-- TASK GOAL --
Reproduce verbatim the lines of data starting at the line that contains "483, 218, 527]" and ending at the line that contains "1138, 730, 1165]", with both of those lines included.

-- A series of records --
[BEGIN]

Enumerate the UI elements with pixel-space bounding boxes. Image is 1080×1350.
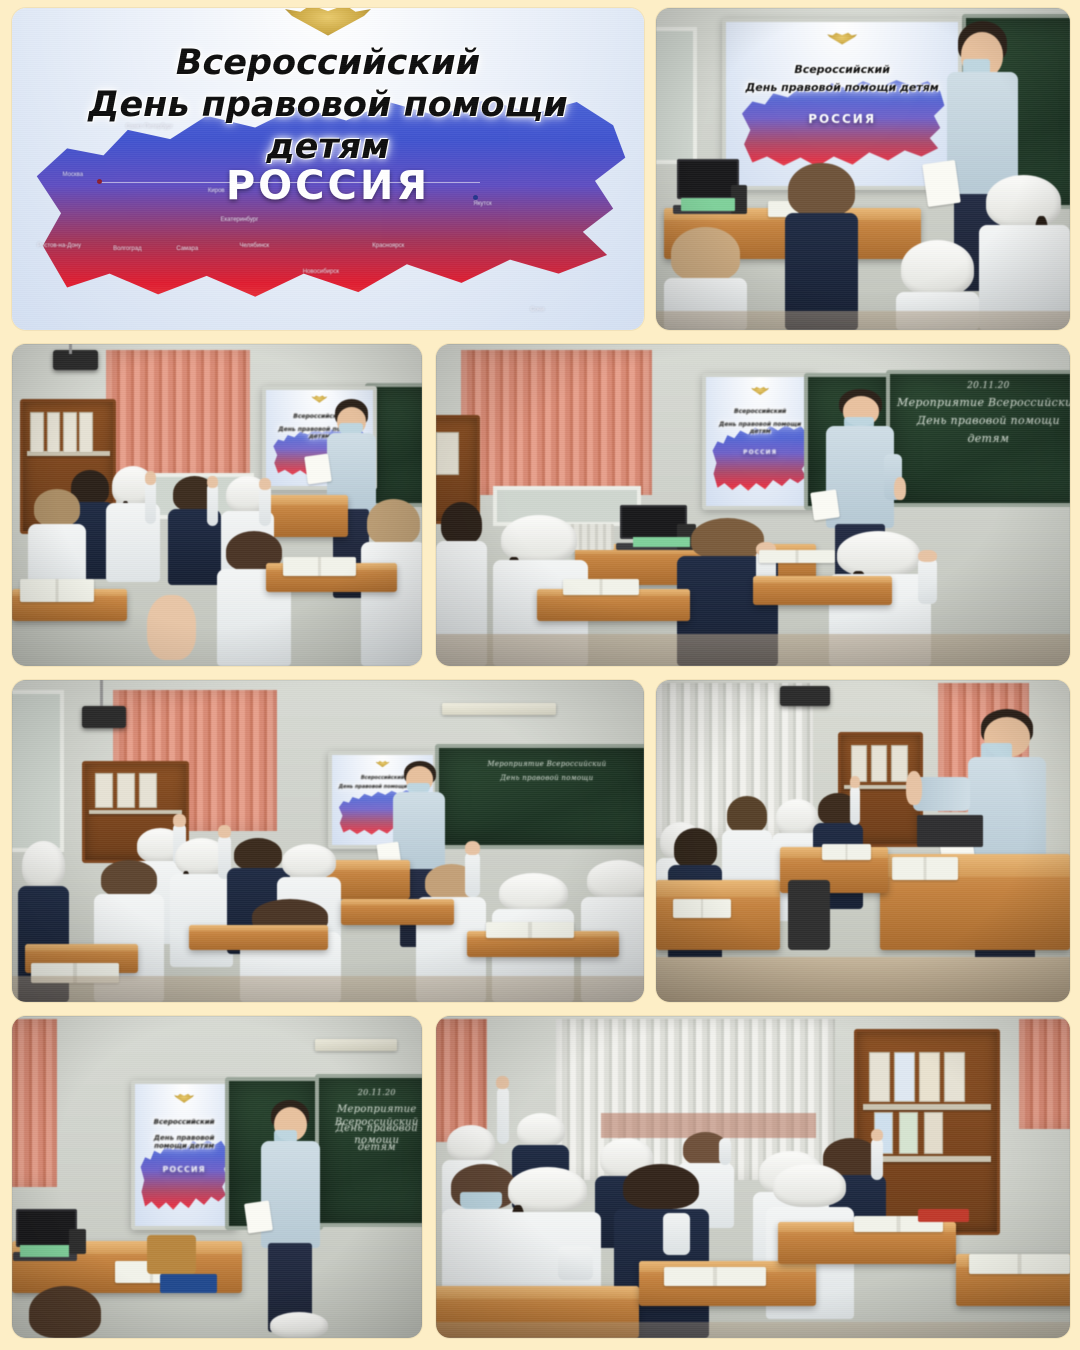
raised-arm	[207, 483, 218, 527]
chalkboard-with-topic: 20.11.20 Мероприятие Всероссийский День …	[315, 1074, 422, 1227]
raised-hand-foreground	[147, 595, 196, 659]
route-node	[97, 179, 102, 184]
russian-double-headed-eagle-icon	[376, 760, 390, 767]
hair	[34, 489, 80, 526]
hair	[727, 796, 767, 833]
hair	[101, 860, 157, 897]
raised-arm	[871, 1138, 884, 1180]
pupil	[979, 175, 1070, 330]
chalkboard-with-topic: 20.11.20 Мероприятие Всероссийский День …	[886, 370, 1070, 507]
window-blinds	[106, 350, 250, 482]
shelf	[89, 810, 182, 814]
book	[924, 1112, 943, 1154]
raised-arm	[719, 1138, 730, 1165]
classroom-scene: Всероссийский День правовой помощи детям…	[656, 8, 1070, 330]
raised-arm	[259, 485, 271, 527]
paper-sheet	[305, 453, 333, 484]
ceiling-lamp	[442, 703, 556, 716]
headscarf	[282, 844, 335, 879]
hand	[918, 550, 936, 562]
city-label: Волгоград	[113, 246, 141, 252]
book	[891, 745, 907, 782]
shelf	[863, 1104, 991, 1110]
book	[919, 1052, 941, 1102]
city-label: Красноярск	[372, 243, 404, 249]
hand	[894, 477, 906, 500]
panel-teacher-at-board[interactable]: Всероссийский День правовой помощи детям…	[656, 8, 1070, 330]
book	[944, 1052, 966, 1102]
city-label: Ростов-на-Дону	[37, 243, 81, 249]
headscarf	[837, 531, 920, 577]
hand	[906, 771, 922, 805]
headscarf	[270, 1312, 328, 1338]
classroom-scene: Всероссийский День правовой помощи детям	[12, 344, 422, 666]
city-label: Санкт-Петербург	[126, 124, 173, 130]
pupil-desk	[341, 899, 455, 925]
hand	[207, 476, 218, 488]
book	[30, 412, 44, 453]
projected-slide: Всероссийский День правовой помощи детям…	[135, 1084, 233, 1226]
pupil-hand-raised	[106, 466, 159, 582]
torso	[261, 1141, 320, 1248]
raised-arm	[145, 478, 157, 524]
printer	[917, 815, 983, 847]
headscarf	[587, 860, 644, 900]
panel-teacher-speaking[interactable]: Всероссийский День правовой помощи детям…	[436, 344, 1070, 666]
window-blinds	[461, 350, 651, 495]
slide-title-line2: День правовой помощи детям	[139, 1134, 230, 1151]
headscarf	[773, 1164, 846, 1207]
arm	[558, 1246, 592, 1280]
raised-arm	[465, 852, 480, 896]
window-left	[12, 690, 64, 853]
headscarf	[447, 1125, 495, 1162]
chalk-line1: Мероприятие Всероссийский	[439, 760, 644, 769]
book	[436, 432, 458, 475]
headscarf	[501, 515, 577, 563]
open-book	[563, 579, 639, 595]
paper-sheet	[810, 489, 839, 520]
headscarf	[986, 175, 1061, 228]
city-label: Самара	[176, 246, 198, 252]
book	[139, 773, 157, 808]
chalk-line3: детям	[890, 432, 1070, 446]
pen-holder	[69, 1229, 85, 1255]
hand	[465, 841, 480, 855]
open-book	[822, 844, 872, 860]
red-tray	[918, 1209, 969, 1222]
slide-title-line2: День правовой помощи детям	[711, 421, 810, 435]
slide-title-line1: Всероссийский	[37, 43, 618, 84]
book	[899, 1112, 918, 1154]
notebook-stack	[20, 1245, 69, 1258]
hand	[259, 478, 271, 490]
projected-slide: Всероссийский День правовой помощи детям…	[726, 22, 958, 186]
panel-board-closeup[interactable]: Всероссийский День правовой помощи детям…	[12, 1016, 422, 1338]
raised-arm	[918, 558, 936, 604]
interactive-whiteboard: Всероссийский День правовой помощи детям…	[131, 1080, 237, 1230]
hair	[691, 518, 764, 559]
pupil	[24, 1286, 106, 1338]
classroom-scene: Всероссийский День правовой помощи детям…	[436, 344, 1070, 666]
floor	[436, 634, 1070, 666]
russian-double-headed-eagle-icon	[827, 32, 857, 45]
slide-title-line1: Всероссийский	[139, 1118, 230, 1126]
book	[894, 1052, 916, 1102]
slide-title-line2: День правовой помощи детям	[736, 82, 949, 95]
window-blinds-far-right	[1019, 1019, 1070, 1128]
floor	[436, 1322, 1070, 1338]
slide-title-line1: Всероссийский	[711, 408, 810, 415]
hand	[218, 825, 231, 838]
pupil	[217, 531, 291, 666]
slide-country-label: РОССИЯ	[726, 112, 958, 126]
book	[95, 773, 113, 808]
floor	[656, 311, 1070, 330]
hair	[234, 838, 282, 870]
panel-teacher-gesturing[interactable]	[656, 680, 1070, 1002]
russian-double-headed-eagle-icon	[174, 1093, 194, 1103]
window	[656, 27, 697, 164]
headscarf	[499, 873, 568, 912]
chair	[788, 880, 829, 951]
paper-sheet	[922, 159, 960, 206]
projector	[53, 350, 98, 369]
chalk-line2: День правовой помощи	[890, 414, 1070, 428]
classroom-scene: Всероссийский День правовой помощи детям…	[12, 1016, 422, 1338]
russian-double-headed-eagle-icon	[751, 386, 769, 395]
slide-surface: Всероссийский День правовой помощи детям…	[12, 8, 644, 330]
open-book	[673, 899, 731, 918]
open-book	[283, 557, 357, 576]
open-book	[759, 550, 835, 563]
hand	[173, 814, 186, 827]
raised-arm	[850, 786, 860, 825]
teacher	[258, 1100, 324, 1332]
book	[79, 412, 93, 453]
chalkboard: Мероприятие Всероссийский День правовой …	[435, 744, 644, 849]
hair	[788, 163, 854, 217]
open-book	[892, 857, 958, 880]
chalk-date: 20.11.20	[319, 1088, 422, 1098]
city-label: Москва	[63, 172, 83, 178]
ceiling-lamp	[315, 1039, 397, 1052]
pupil-desk	[189, 925, 328, 951]
headscarf	[22, 841, 64, 889]
pupil-hand-raised	[168, 476, 221, 585]
paper-sheet	[244, 1200, 273, 1233]
pupil-desk	[753, 576, 892, 605]
chalk-date: 20.11.20	[890, 381, 1070, 392]
hair	[29, 1286, 101, 1338]
book	[871, 745, 887, 782]
chalk-line2: День правовой помощи	[439, 774, 644, 783]
headscarf	[517, 1113, 565, 1148]
notebook-stack	[681, 198, 735, 211]
projector-mount	[100, 680, 103, 706]
folder	[160, 1274, 217, 1293]
open-book	[969, 1254, 1070, 1273]
classroom-scene: Всероссийский День правовой помощи детям…	[12, 680, 644, 1002]
book	[63, 412, 77, 453]
projector	[82, 706, 126, 729]
panel-pupils-raising-hands[interactable]: Всероссийский День правовой помощи детям	[12, 344, 422, 666]
torso	[170, 874, 233, 967]
city-label: Екатеринбург	[221, 217, 259, 223]
face-mask	[460, 1192, 501, 1209]
floor	[656, 957, 1070, 1002]
city-label: Киров	[208, 188, 225, 194]
interactive-whiteboard: Всероссийский День правовой помощи детям…	[702, 373, 818, 510]
chalk-line3: детям	[319, 1142, 422, 1155]
slide-title-line2: День правовой помощи детям	[37, 85, 618, 168]
classroom-scene	[656, 680, 1070, 1002]
hair	[623, 1164, 699, 1209]
torso	[361, 542, 423, 666]
slide-country-label: РОССИЯ	[12, 163, 644, 209]
book	[117, 773, 135, 808]
panel-wide-classroom[interactable]: Всероссийский День правовой помощи детям…	[12, 680, 644, 1002]
hand	[850, 776, 860, 788]
hair	[671, 227, 741, 281]
open-book	[20, 579, 94, 602]
slide-country-label: РОССИЯ	[135, 1165, 233, 1174]
city-label: Якутск	[473, 201, 491, 207]
city-label: Новосибирск	[303, 269, 339, 275]
route-line	[100, 182, 479, 183]
window-blinds-far-left	[436, 1019, 487, 1141]
headscarf	[901, 240, 974, 296]
hair	[674, 828, 717, 868]
pupil	[780, 163, 863, 330]
slide-title-line1: Всероссийский	[736, 64, 949, 77]
projector-mount	[69, 344, 72, 354]
classroom-scene	[436, 1016, 1070, 1338]
chalk-line1: Мероприятие Всероссийский	[890, 396, 1070, 410]
headscarf	[776, 799, 818, 836]
city-label: Сочи	[530, 307, 544, 313]
slide-country-label: РОССИЯ	[706, 449, 814, 456]
hand	[496, 1076, 509, 1090]
arm	[663, 1213, 690, 1255]
photo-collage: Всероссийский День правовой помощи детям…	[0, 0, 1080, 1350]
open-book	[486, 922, 574, 938]
pupil	[266, 1312, 332, 1338]
russian-double-headed-eagle-icon	[285, 8, 371, 36]
panel-pupils-seated[interactable]	[436, 1016, 1070, 1338]
floor	[12, 976, 644, 1002]
hand	[145, 471, 157, 485]
book	[869, 1052, 891, 1102]
hand	[871, 1129, 884, 1141]
projected-slide: Всероссийский День правовой помощи детям…	[706, 377, 814, 506]
window-blinds	[12, 1019, 57, 1186]
hair	[367, 499, 419, 546]
panel-title-slide[interactable]: Всероссийский День правовой помощи детям…	[12, 8, 644, 330]
hair	[441, 502, 482, 545]
book	[47, 412, 61, 453]
city-label: Челябинск	[240, 243, 270, 249]
chair	[147, 1235, 196, 1274]
projector	[780, 686, 830, 705]
open-book	[664, 1267, 765, 1286]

[END]

-- FINAL RESULT --
raised-arm	[207, 483, 218, 527]
chalkboard-with-topic: 20.11.20 Мероприятие Всероссийский День …	[315, 1074, 422, 1227]
raised-hand-foreground	[147, 595, 196, 659]
route-node	[97, 179, 102, 184]
russian-double-headed-eagle-icon	[376, 760, 390, 767]
hair	[34, 489, 80, 526]
hair	[727, 796, 767, 833]
hair	[101, 860, 157, 897]
raised-arm	[871, 1138, 884, 1180]
pupil	[979, 175, 1070, 330]
chalkboard-with-topic: 20.11.20 Мероприятие Всероссийский День …	[886, 370, 1070, 507]
window-blinds	[106, 350, 250, 482]
shelf	[89, 810, 182, 814]
book	[924, 1112, 943, 1154]
raised-arm	[719, 1138, 730, 1165]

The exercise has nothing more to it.